Stored dataset items:
::::
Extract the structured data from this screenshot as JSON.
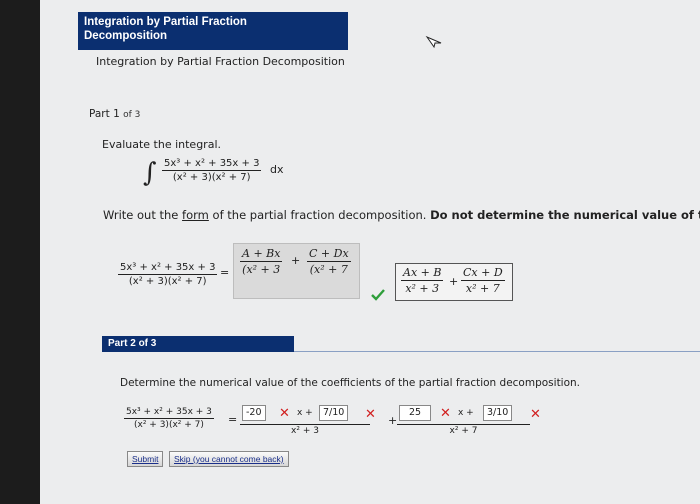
{
  "header": {
    "title_line1": "Integration by Partial Fraction",
    "title_line2": "Decomposition",
    "subtitle": "Integration by Partial Fraction Decomposition"
  },
  "part1": {
    "label": "Part 1",
    "of": "of 3",
    "prompt": "Evaluate the integral.",
    "integrand_numerator": "5x³ + x² + 35x + 3",
    "integrand_denominator": "(x² + 3)(x² + 7)",
    "dx": "dx",
    "write_prefix": "Write out the ",
    "write_link": "form",
    "write_middle": " of the partial fraction decomposition. ",
    "write_bold": "Do not determine the numerical value of the coeff",
    "lhs_numerator": "5x³ + x² + 35x + 3",
    "lhs_denominator": "(x² + 3)(x² + 7)",
    "equals": "=",
    "box_term1_num": "A + Bx",
    "box_term1_den": "(x² + 3",
    "box_plus": "+",
    "box_term2_num": "C + Dx",
    "box_term2_den": "(x² + 7",
    "ans_term1_num": "Ax + B",
    "ans_term1_den": "x² + 3",
    "ans_plus": "+",
    "ans_term2_num": "Cx + D",
    "ans_term2_den": "x² + 7"
  },
  "part2": {
    "label": "Part 2 of 3",
    "prompt": "Determine the numerical value of the coefficients of the partial fraction decomposition.",
    "lhs_numerator": "5x³ + x² + 35x + 3",
    "lhs_denominator": "(x² + 3)(x² + 7)",
    "equals": "=",
    "input1": "-20",
    "x_plus": "x +",
    "input2": "7/10",
    "den1": "x² + 3",
    "plus": "+",
    "input3": "25",
    "x_plus2": "x +",
    "input4": "3/10",
    "den2": "x² + 7",
    "x_mark": "✕"
  },
  "buttons": {
    "submit": "Submit",
    "skip": "Skip (you cannot come back)"
  },
  "colors": {
    "header_blue": "#0b2f70",
    "check_green": "#2e9e3a",
    "error_red": "#d11f1f"
  }
}
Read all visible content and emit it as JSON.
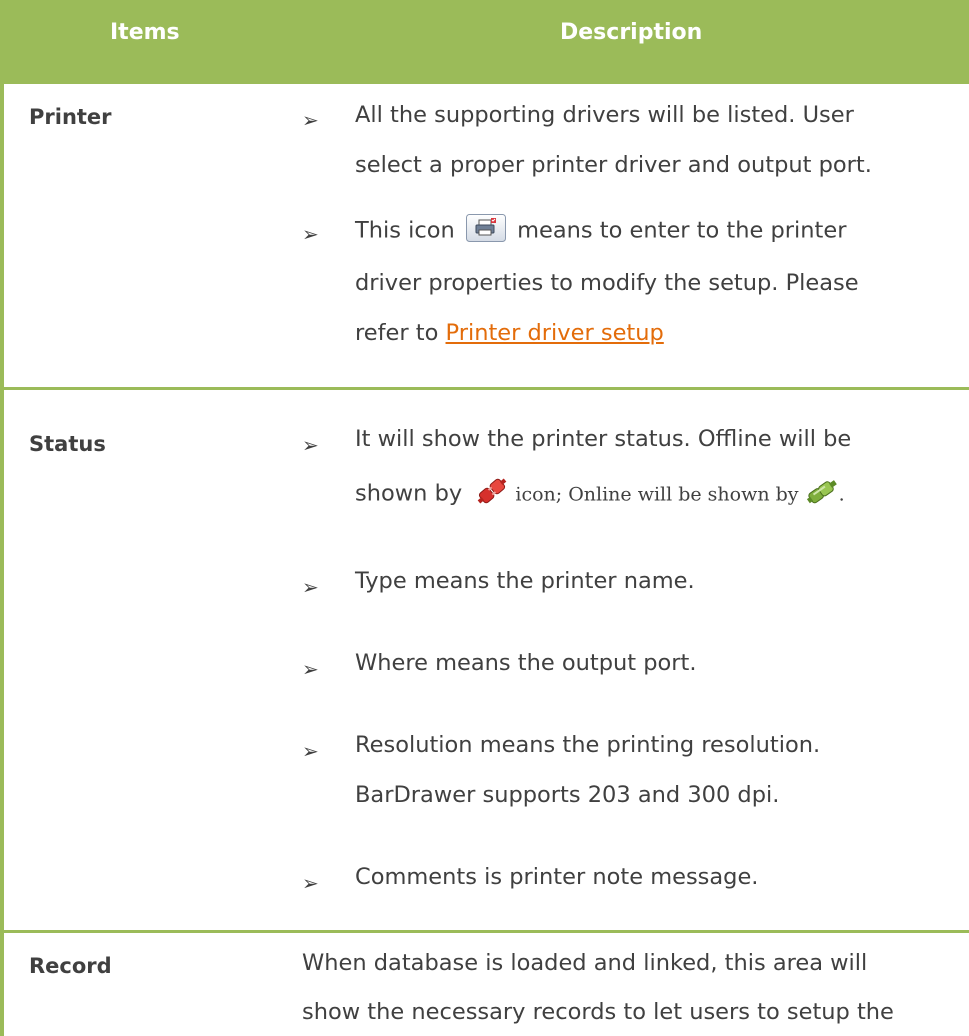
{
  "header": {
    "items_label": "Items",
    "description_label": "Description"
  },
  "rows": {
    "printer": {
      "label": "Printer",
      "bullet1_line1": "All the supporting drivers will be listed.  User",
      "bullet1_line2": "select a proper printer driver and output port.",
      "bullet2_pre": "This icon",
      "bullet2_post": "means to enter to the printer",
      "bullet2_line2": "driver properties to modify the setup. Please",
      "bullet2_line3_pre": "refer to ",
      "bullet2_link": "Printer driver setup"
    },
    "status": {
      "label": "Status",
      "bullet1_line1": "It will show the printer status. Offline will be",
      "bullet1_line2_pre": "shown by",
      "bullet1_line2_mid": " icon; Online will be shown by ",
      "bullet1_line2_end": ".",
      "bullet2": "Type means the printer name.",
      "bullet3": "Where means the output port.",
      "bullet4_line1": "Resolution means the printing resolution.",
      "bullet4_line2": "BarDrawer supports 203 and 300 dpi.",
      "bullet5": "Comments is printer note message."
    },
    "record": {
      "label": "Record",
      "line1": "When database is loaded and linked,  this area will",
      "line2": "show the necessary records to let users to setup the"
    }
  },
  "bullet_glyph": "➢",
  "icons": [
    "printer-properties-icon",
    "offline-plug-icon",
    "online-plug-icon"
  ],
  "colors": {
    "header_bg": "#9bbb59",
    "link": "#e36c0a",
    "text": "#404040"
  }
}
::::
WHAT IS EXPECTED » In the records above, find the lines containing "means" and copy them.

RESPONSE TO THIS TASK »
      "bullet2_post": "means to enter to the printer",
      "bullet2": "Type means the printer name.",
      "bullet3": "Where means the output port.",
      "bullet4_line1": "Resolution means the printing resolution.",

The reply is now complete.